### What is required
Gather every line in the material below that contains the string "icon". Case counts.

### Dataset
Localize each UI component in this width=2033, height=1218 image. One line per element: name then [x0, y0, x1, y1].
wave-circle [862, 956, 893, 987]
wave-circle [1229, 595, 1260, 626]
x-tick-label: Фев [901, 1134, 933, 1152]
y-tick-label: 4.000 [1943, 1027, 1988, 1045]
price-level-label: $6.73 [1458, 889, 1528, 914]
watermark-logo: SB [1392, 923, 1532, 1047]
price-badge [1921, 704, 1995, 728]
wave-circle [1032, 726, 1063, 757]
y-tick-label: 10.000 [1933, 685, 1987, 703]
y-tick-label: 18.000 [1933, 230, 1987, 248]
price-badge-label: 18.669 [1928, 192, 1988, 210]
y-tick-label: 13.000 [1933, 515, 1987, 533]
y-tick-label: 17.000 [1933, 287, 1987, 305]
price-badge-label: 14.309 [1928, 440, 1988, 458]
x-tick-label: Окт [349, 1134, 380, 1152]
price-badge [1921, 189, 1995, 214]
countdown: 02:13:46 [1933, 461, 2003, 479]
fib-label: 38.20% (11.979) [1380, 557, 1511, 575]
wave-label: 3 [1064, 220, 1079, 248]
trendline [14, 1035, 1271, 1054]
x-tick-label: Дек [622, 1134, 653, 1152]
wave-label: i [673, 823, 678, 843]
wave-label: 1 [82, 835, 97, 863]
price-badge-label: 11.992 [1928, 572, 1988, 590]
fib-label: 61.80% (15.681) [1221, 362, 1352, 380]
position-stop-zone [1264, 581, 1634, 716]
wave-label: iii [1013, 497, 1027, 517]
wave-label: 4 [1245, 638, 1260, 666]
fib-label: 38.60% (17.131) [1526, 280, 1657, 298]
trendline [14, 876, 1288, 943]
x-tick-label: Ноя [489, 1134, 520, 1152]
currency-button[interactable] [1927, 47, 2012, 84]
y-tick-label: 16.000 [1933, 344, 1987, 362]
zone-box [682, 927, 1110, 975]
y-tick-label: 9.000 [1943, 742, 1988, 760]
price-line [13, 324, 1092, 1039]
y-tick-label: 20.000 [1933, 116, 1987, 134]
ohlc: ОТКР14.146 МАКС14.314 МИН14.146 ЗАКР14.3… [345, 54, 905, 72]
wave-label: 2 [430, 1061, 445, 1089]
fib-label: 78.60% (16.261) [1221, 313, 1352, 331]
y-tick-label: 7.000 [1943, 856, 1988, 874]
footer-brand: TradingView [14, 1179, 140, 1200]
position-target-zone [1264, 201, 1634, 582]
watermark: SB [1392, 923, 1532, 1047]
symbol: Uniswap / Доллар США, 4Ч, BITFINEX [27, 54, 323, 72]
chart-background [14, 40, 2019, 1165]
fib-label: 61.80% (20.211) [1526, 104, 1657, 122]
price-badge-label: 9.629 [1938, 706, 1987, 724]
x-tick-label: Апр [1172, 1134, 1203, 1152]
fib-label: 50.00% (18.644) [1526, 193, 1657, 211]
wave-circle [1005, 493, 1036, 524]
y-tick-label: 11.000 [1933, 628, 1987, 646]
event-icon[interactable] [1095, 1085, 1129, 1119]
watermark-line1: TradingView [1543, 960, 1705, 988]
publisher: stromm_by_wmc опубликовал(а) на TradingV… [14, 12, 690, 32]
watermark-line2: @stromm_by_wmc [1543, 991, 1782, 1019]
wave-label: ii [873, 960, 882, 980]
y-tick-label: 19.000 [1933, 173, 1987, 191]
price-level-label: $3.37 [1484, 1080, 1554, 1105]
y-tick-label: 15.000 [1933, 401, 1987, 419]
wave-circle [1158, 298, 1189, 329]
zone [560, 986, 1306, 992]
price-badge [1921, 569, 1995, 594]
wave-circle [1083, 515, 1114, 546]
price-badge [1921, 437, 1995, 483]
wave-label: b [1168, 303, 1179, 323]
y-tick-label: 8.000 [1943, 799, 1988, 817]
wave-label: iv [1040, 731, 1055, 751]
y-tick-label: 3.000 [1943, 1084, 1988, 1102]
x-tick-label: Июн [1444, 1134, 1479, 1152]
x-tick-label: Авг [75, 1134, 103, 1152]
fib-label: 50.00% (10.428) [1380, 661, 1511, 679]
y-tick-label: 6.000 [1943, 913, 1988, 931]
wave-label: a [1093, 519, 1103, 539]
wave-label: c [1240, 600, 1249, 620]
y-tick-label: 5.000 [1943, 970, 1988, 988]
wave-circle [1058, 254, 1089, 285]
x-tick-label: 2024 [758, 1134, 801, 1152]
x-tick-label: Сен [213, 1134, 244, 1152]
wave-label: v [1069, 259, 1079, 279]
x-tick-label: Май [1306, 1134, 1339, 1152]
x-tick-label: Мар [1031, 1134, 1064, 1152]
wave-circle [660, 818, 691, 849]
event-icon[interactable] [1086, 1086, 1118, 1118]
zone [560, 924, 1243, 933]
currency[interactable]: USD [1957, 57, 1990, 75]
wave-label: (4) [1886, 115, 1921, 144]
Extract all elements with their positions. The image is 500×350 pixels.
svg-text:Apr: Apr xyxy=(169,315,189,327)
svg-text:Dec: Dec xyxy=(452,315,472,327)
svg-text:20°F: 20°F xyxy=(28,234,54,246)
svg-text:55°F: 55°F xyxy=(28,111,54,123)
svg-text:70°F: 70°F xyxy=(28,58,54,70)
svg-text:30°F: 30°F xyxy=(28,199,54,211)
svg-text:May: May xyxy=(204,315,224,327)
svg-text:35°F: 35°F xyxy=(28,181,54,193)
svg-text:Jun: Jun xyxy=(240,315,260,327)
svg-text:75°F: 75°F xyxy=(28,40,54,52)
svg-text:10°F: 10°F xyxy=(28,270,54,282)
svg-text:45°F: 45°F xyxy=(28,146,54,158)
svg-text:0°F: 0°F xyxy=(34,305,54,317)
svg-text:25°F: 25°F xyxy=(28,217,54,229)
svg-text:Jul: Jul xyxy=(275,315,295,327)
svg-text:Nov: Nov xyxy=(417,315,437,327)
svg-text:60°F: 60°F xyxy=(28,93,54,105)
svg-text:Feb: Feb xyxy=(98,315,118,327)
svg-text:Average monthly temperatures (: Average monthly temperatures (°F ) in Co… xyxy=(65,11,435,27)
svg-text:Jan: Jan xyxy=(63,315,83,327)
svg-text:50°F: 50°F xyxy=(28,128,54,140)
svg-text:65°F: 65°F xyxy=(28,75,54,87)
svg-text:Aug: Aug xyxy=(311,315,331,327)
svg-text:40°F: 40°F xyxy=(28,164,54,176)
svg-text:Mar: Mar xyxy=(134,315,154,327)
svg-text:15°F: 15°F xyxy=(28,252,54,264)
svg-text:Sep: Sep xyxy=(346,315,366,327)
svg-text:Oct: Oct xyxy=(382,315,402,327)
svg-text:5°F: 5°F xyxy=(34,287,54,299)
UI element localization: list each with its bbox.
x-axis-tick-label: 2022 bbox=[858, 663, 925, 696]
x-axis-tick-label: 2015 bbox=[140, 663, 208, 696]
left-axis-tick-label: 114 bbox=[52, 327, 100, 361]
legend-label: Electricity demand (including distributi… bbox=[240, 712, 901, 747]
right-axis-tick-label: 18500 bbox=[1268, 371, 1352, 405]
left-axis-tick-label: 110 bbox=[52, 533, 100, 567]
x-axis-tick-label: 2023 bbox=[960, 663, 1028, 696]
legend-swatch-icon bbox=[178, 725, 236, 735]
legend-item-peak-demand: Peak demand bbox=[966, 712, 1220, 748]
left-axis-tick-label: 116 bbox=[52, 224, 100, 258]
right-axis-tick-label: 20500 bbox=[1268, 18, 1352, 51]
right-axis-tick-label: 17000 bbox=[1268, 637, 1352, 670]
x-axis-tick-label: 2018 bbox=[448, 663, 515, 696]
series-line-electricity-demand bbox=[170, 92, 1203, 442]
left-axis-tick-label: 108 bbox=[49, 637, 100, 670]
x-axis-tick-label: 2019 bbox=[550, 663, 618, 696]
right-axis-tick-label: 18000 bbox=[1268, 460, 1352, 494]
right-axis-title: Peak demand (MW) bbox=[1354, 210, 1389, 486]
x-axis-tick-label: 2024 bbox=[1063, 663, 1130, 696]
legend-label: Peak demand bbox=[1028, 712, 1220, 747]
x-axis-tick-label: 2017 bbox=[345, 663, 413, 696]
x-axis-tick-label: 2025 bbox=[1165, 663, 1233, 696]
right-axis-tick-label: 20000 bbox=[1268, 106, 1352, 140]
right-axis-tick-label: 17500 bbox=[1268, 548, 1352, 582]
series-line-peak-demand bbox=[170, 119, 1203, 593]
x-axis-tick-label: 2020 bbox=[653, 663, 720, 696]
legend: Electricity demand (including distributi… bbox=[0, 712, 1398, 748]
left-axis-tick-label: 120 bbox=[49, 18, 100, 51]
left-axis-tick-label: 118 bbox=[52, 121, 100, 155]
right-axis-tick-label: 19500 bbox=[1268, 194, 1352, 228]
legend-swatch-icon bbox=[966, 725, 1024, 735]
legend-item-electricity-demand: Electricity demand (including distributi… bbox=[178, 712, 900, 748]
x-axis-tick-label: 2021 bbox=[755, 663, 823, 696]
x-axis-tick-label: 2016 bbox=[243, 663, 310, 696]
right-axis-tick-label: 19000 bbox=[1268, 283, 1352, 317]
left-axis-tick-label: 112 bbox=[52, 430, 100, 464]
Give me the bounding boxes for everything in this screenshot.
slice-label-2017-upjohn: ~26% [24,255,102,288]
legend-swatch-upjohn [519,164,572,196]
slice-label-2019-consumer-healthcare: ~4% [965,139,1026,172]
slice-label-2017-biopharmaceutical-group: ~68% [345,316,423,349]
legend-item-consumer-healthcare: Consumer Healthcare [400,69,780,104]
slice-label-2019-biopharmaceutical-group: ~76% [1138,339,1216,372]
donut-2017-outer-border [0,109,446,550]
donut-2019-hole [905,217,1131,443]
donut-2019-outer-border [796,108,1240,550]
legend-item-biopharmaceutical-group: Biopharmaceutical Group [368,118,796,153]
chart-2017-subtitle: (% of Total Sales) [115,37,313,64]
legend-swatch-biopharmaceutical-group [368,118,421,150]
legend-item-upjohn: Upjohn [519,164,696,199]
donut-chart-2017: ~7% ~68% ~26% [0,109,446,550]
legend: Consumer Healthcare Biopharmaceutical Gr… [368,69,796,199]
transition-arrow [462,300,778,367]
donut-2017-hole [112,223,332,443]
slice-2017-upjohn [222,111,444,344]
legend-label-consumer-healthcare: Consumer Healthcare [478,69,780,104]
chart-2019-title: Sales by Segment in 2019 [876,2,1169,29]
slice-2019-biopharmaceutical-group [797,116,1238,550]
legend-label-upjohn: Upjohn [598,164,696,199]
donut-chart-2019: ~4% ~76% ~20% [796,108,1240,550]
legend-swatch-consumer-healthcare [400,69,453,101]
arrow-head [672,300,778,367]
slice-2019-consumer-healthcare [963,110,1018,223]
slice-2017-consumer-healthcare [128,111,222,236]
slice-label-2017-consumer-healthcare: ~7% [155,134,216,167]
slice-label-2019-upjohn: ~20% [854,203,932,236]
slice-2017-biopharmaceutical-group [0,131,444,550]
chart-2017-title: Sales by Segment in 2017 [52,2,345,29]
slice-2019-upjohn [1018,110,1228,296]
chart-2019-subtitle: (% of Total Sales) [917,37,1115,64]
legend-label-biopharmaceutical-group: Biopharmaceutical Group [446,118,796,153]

### Output below
event-icon[interactable] [1095, 1085, 1129, 1119]
event-icon[interactable] [1086, 1086, 1118, 1118]
legend-swatch-icon bbox=[178, 725, 236, 735]
legend-swatch-icon bbox=[966, 725, 1024, 735]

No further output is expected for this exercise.